# Request:
In the data below, find every line with the string "utilizzatori" and pull it out.

# Dataset extract:
## Begin

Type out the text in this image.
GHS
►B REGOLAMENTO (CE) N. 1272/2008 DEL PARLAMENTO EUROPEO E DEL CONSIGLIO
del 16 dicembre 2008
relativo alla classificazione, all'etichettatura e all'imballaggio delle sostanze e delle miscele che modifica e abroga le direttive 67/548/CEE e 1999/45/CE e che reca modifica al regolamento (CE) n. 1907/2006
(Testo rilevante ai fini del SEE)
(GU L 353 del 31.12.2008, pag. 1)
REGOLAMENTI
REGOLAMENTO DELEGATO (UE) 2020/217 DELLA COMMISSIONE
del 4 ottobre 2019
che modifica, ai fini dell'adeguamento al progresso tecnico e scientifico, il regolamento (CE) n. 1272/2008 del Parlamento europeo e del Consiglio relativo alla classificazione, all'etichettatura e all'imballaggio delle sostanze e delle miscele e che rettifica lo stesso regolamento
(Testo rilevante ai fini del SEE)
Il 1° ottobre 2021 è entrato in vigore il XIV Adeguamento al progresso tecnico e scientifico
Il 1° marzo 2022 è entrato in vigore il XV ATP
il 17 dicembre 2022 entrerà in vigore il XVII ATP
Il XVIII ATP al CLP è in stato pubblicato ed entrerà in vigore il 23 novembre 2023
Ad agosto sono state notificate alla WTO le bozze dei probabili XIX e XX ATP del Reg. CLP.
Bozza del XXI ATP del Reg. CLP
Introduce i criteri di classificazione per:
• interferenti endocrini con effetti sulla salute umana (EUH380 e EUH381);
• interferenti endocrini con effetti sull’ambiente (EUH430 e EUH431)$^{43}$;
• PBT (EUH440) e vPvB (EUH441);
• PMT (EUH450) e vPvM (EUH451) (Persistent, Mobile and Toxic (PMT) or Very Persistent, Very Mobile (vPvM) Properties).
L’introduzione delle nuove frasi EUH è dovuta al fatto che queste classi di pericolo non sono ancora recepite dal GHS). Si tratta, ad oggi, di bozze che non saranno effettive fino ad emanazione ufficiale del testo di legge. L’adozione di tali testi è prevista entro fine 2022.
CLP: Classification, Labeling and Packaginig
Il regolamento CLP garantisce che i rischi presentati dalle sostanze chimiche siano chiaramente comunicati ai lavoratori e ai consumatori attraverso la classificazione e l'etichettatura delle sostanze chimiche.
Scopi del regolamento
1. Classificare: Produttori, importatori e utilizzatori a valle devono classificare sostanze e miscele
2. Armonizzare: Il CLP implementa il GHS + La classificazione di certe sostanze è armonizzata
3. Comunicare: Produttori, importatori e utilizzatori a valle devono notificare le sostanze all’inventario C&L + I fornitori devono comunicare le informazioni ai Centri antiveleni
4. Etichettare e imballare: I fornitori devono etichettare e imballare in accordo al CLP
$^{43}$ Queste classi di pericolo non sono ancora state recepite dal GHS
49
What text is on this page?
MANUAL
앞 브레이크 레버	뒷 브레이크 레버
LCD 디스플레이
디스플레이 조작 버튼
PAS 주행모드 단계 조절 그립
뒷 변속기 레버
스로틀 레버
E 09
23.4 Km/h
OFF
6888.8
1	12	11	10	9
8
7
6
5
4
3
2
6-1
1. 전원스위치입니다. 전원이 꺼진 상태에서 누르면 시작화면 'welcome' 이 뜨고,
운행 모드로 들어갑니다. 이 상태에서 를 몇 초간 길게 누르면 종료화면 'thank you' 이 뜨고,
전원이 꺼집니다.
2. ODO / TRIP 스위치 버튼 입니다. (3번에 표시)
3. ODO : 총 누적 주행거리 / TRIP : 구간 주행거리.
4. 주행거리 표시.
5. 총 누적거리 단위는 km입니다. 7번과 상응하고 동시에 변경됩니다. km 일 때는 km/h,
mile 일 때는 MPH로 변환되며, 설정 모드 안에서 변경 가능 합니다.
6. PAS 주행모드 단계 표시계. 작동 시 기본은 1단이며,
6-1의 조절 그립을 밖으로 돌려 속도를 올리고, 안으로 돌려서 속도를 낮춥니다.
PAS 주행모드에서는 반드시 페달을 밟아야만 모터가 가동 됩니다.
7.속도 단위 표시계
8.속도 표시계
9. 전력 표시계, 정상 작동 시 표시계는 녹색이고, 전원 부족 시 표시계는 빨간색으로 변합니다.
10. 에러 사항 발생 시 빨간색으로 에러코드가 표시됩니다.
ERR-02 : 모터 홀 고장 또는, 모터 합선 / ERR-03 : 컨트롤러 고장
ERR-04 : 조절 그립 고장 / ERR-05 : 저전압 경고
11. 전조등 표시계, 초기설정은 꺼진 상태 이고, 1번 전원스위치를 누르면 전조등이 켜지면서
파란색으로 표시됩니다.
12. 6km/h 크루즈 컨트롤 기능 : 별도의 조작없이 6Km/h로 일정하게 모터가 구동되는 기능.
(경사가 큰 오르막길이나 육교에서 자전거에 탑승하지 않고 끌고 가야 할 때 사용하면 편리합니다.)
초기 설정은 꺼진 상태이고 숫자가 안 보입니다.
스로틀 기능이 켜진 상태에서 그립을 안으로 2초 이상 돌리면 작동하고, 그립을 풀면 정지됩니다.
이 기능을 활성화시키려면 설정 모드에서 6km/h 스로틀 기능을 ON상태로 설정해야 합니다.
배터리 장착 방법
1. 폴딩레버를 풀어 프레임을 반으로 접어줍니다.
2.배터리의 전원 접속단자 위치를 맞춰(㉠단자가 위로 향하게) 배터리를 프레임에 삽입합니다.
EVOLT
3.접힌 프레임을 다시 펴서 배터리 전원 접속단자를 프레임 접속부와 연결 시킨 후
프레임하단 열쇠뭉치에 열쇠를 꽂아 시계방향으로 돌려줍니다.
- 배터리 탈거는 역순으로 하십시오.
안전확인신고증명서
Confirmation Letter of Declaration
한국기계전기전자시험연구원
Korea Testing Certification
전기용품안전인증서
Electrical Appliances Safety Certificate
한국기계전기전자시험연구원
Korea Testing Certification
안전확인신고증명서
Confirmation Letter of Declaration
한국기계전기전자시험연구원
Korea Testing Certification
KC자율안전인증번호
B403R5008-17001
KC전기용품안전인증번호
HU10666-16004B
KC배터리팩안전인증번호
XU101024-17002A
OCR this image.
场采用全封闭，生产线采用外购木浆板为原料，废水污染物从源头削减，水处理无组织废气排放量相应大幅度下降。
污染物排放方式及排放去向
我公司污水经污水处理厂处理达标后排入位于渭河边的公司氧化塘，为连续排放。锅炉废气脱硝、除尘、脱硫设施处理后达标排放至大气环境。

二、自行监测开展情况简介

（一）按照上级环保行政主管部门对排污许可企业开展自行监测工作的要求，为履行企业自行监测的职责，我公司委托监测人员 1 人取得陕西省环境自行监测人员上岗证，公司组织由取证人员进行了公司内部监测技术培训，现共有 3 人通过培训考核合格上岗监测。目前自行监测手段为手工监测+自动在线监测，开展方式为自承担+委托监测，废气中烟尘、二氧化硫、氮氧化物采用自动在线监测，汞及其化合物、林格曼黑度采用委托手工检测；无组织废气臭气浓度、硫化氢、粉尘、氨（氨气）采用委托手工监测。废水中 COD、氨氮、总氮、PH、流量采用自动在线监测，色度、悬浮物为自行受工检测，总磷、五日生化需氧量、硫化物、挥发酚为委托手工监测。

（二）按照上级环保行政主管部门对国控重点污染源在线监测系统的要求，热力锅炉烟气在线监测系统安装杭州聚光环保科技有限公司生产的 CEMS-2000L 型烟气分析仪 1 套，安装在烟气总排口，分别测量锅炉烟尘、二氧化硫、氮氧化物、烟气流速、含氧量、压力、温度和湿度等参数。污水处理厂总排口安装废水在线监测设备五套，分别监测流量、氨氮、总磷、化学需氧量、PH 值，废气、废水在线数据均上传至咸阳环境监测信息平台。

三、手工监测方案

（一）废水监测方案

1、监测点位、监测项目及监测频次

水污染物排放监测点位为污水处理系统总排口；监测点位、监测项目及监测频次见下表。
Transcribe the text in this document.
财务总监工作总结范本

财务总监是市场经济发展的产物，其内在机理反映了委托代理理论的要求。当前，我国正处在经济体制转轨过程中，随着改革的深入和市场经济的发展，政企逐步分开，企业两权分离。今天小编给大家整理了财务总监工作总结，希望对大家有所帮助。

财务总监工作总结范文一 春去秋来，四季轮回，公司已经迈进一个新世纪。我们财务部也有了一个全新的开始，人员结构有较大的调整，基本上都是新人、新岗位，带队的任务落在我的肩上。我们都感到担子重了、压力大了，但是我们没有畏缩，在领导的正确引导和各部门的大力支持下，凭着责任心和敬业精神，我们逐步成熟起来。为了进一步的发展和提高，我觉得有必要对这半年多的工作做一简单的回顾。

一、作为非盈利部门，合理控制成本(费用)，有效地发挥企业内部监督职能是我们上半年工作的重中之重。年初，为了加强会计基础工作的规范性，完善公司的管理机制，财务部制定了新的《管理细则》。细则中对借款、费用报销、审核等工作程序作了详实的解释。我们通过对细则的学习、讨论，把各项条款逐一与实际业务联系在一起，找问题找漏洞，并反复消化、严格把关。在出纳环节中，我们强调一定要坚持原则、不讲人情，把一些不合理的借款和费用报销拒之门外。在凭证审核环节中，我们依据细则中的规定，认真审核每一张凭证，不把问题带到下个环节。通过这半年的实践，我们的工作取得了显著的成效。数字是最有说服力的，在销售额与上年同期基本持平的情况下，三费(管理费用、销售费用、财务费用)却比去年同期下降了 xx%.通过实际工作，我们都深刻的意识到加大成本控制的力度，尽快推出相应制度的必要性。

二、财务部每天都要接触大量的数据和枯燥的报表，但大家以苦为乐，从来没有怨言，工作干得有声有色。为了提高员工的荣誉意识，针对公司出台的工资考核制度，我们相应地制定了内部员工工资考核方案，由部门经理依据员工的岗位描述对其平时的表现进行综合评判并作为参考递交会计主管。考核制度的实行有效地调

## End

# The reply:
1. Classificare: Produttori, importatori e utilizzatori a valle devono classificare sostanze e miscele
3. Comunicare: Produttori, importatori e utilizzatori a valle devono notificare le sostanze all’inventario C&L + I fornitori devono comunicare le informazioni ai Centri antiveleni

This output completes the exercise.